Problem to work on:
Look through the lines below and extract each one that contains "Änderungen".

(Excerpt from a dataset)
○ ○ ○ ○

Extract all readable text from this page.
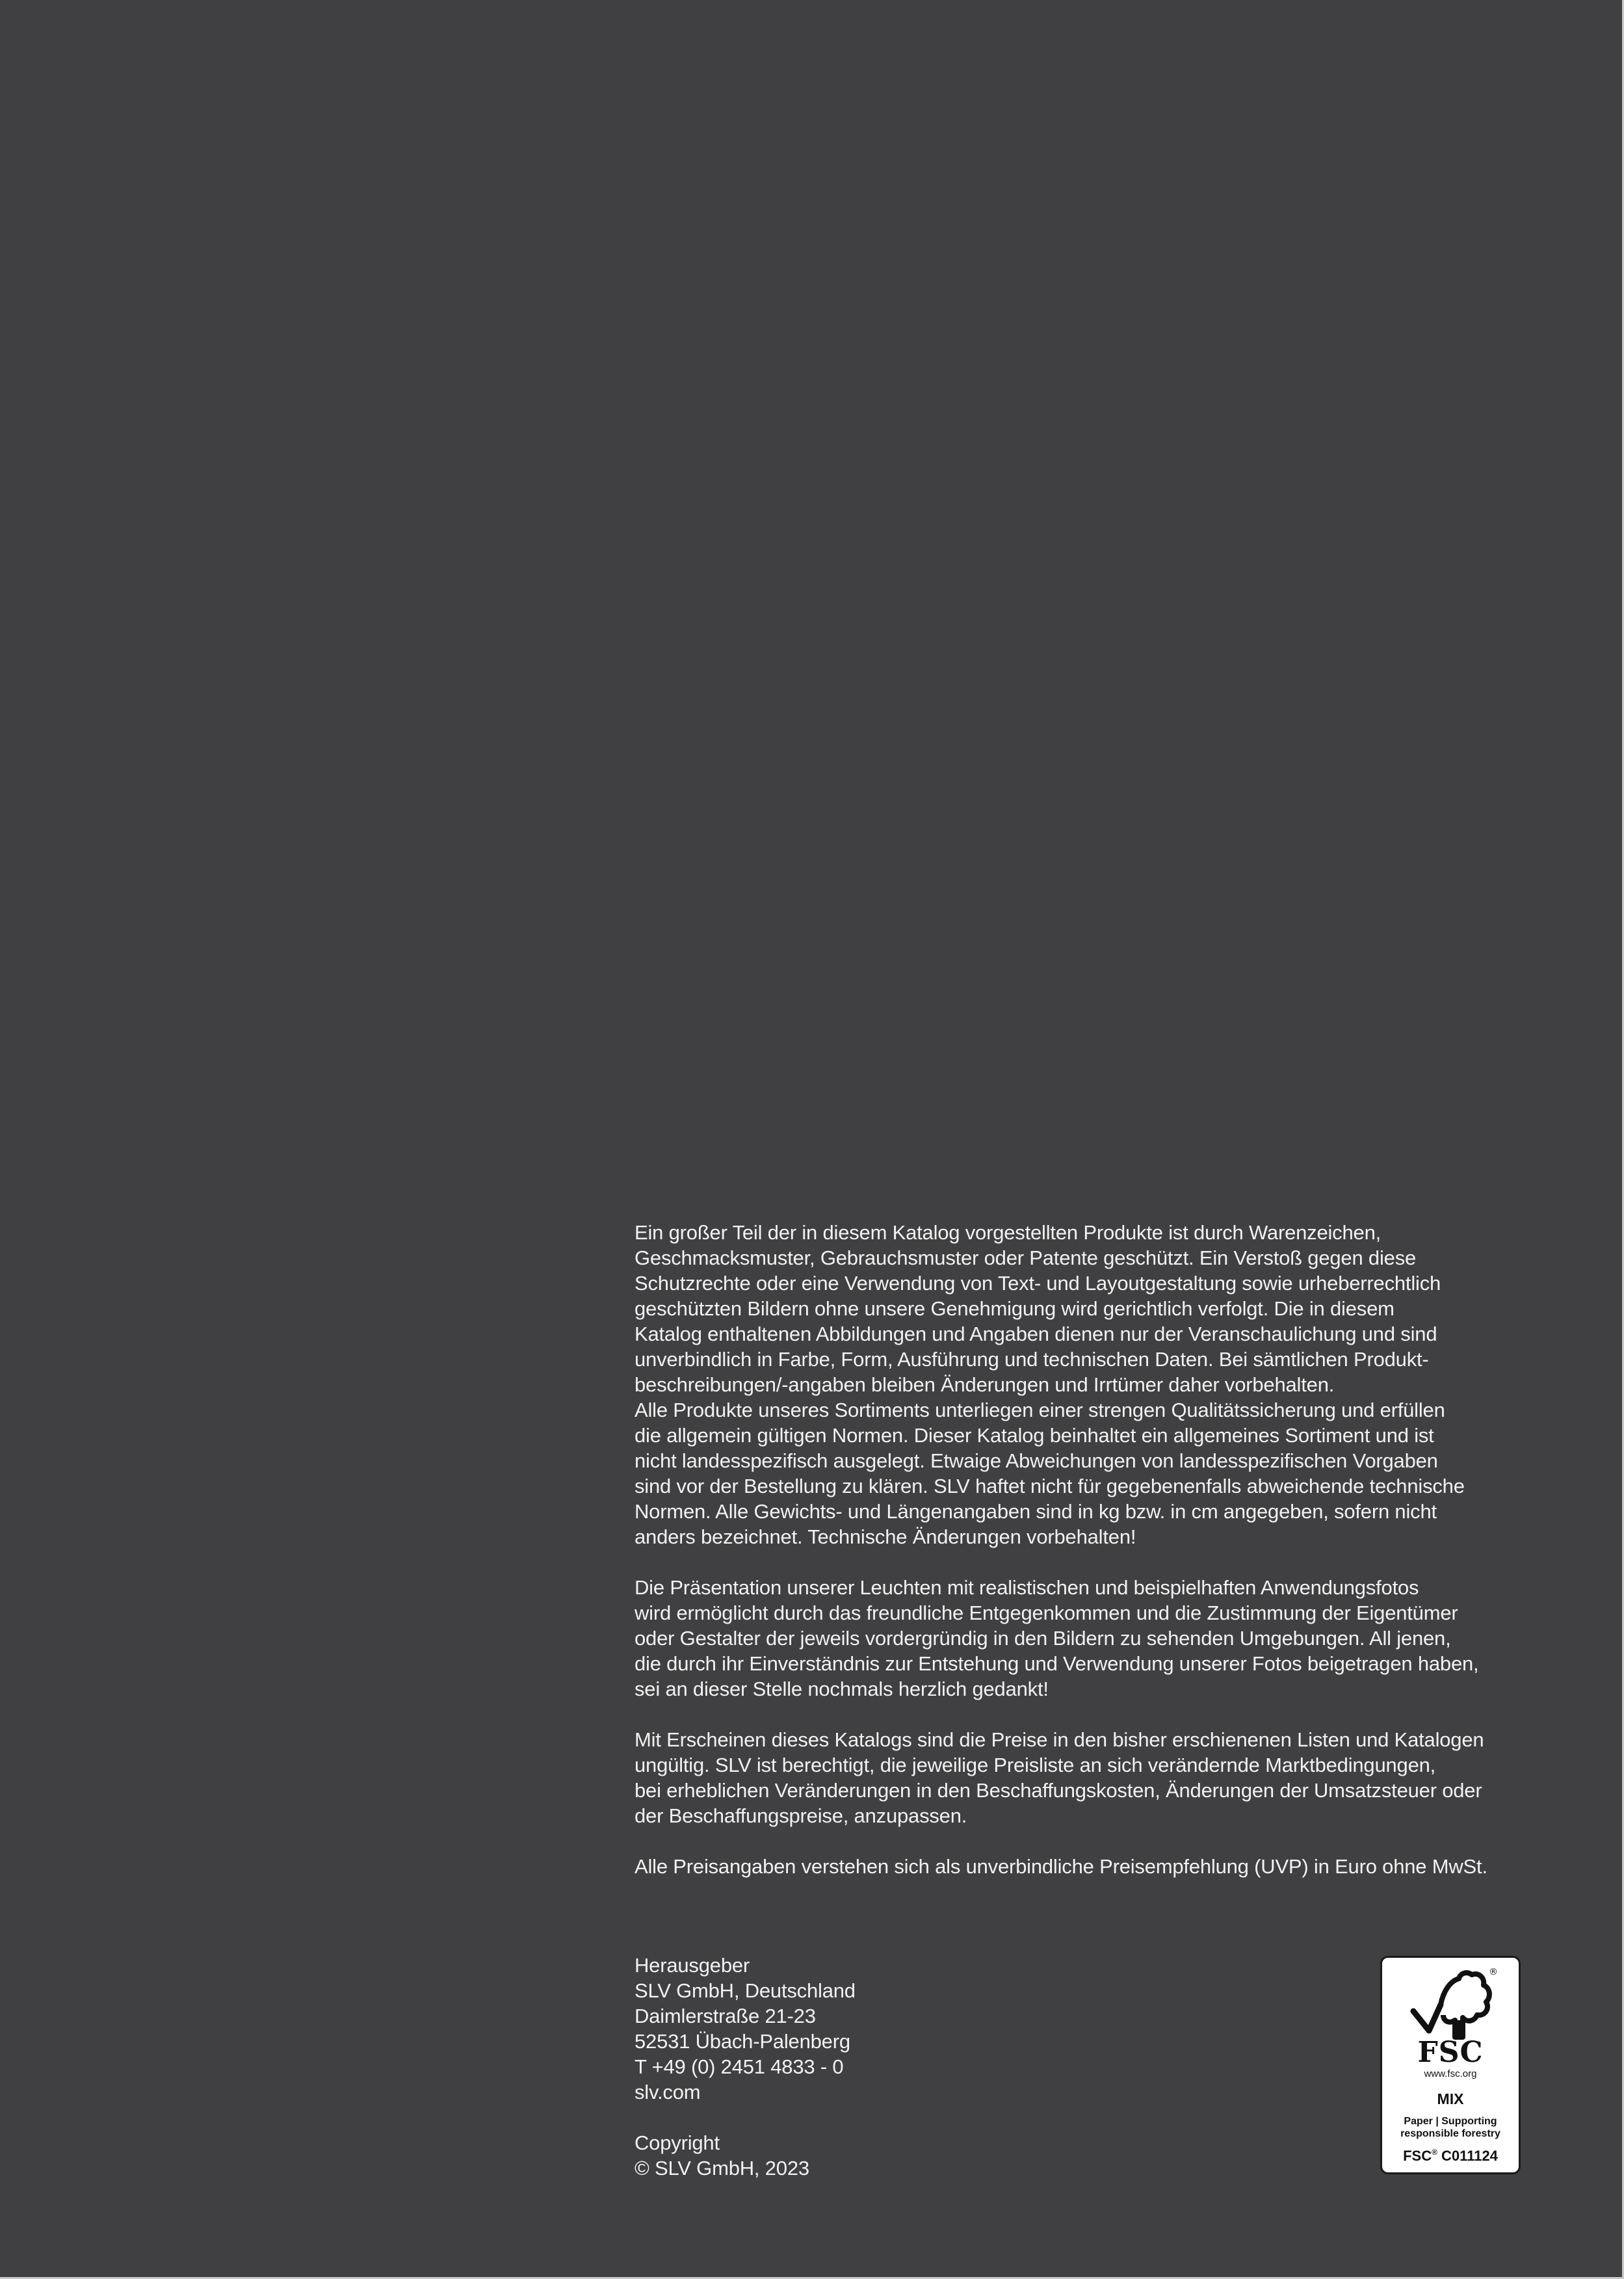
Ein großer Teil der in diesem Katalog vorgestellten Produkte ist durch Warenzeichen,
Geschmacksmuster, Gebrauchsmuster oder Patente geschützt. Ein Verstoß gegen diese
Schutzrechte oder eine Verwendung von Text- und Layoutgestaltung sowie urheberrechtlich
geschützten Bildern ohne unsere Genehmigung wird gerichtlich verfolgt. Die in diesem
Katalog enthaltenen Abbildungen und Angaben dienen nur der Veranschaulichung und sind
unverbindlich in Farbe, Form, Ausführung und technischen Daten. Bei sämtlichen Produkt-
beschreibungen/-angaben bleiben Änderungen und Irrtümer daher vorbehalten.
Alle Produkte unseres Sortiments unterliegen einer strengen Qualitätssicherung und erfüllen
die allgemein gültigen Normen. Dieser Katalog beinhaltet ein allgemeines Sortiment und ist
nicht landesspezifisch ausgelegt. Etwaige Abweichungen von landesspezifischen Vorgaben
sind vor der Bestellung zu klären. SLV haftet nicht für gegebenenfalls abweichende technische
Normen. Alle Gewichts- und Längenangaben sind in kg bzw. in cm angegeben, sofern nicht
anders bezeichnet. Technische Änderungen vorbehalten!

Die Präsentation unserer Leuchten mit realistischen und beispielhaften Anwendungsfotos
wird ermöglicht durch das freundliche Entgegenkommen und die Zustimmung der Eigentümer
oder Gestalter der jeweils vordergründig in den Bildern zu sehenden Umgebungen. All jenen,
die durch ihr Einverständnis zur Entstehung und Verwendung unserer Fotos beigetragen haben,
sei an dieser Stelle nochmals herzlich gedankt!

Mit Erscheinen dieses Katalogs sind die Preise in den bisher erschienenen Listen und Katalogen
ungültig. SLV ist berechtigt, die jeweilige Preisliste an sich verändernde Marktbedingungen,
bei erheblichen Veränderungen in den Beschaffungskosten, Änderungen der Umsatzsteuer oder
der Beschaffungspreise, anzupassen.

Alle Preisangaben verstehen sich als unverbindliche Preisempfehlung (UVP) in Euro ohne MwSt.

Herausgeber
SLV GmbH, Deutschland
Daimlerstraße 21-23
52531 Übach-Palenberg
T +49 (0) 2451 4833 - 0
slv.com
Copyright
© SLV GmbH, 2023
®
FSC
www.fsc.org
MIX
Paper | Supporting
responsible forestry
FSC® C011124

○ ○ ○ ○

Written solution:
beschreibungen/-angaben bleiben Änderungen und Irrtümer daher vorbehalten.
anders bezeichnet. Technische Änderungen vorbehalten!
bei erheblichen Veränderungen in den Beschaffungskosten, Änderungen der Umsatzsteuer oder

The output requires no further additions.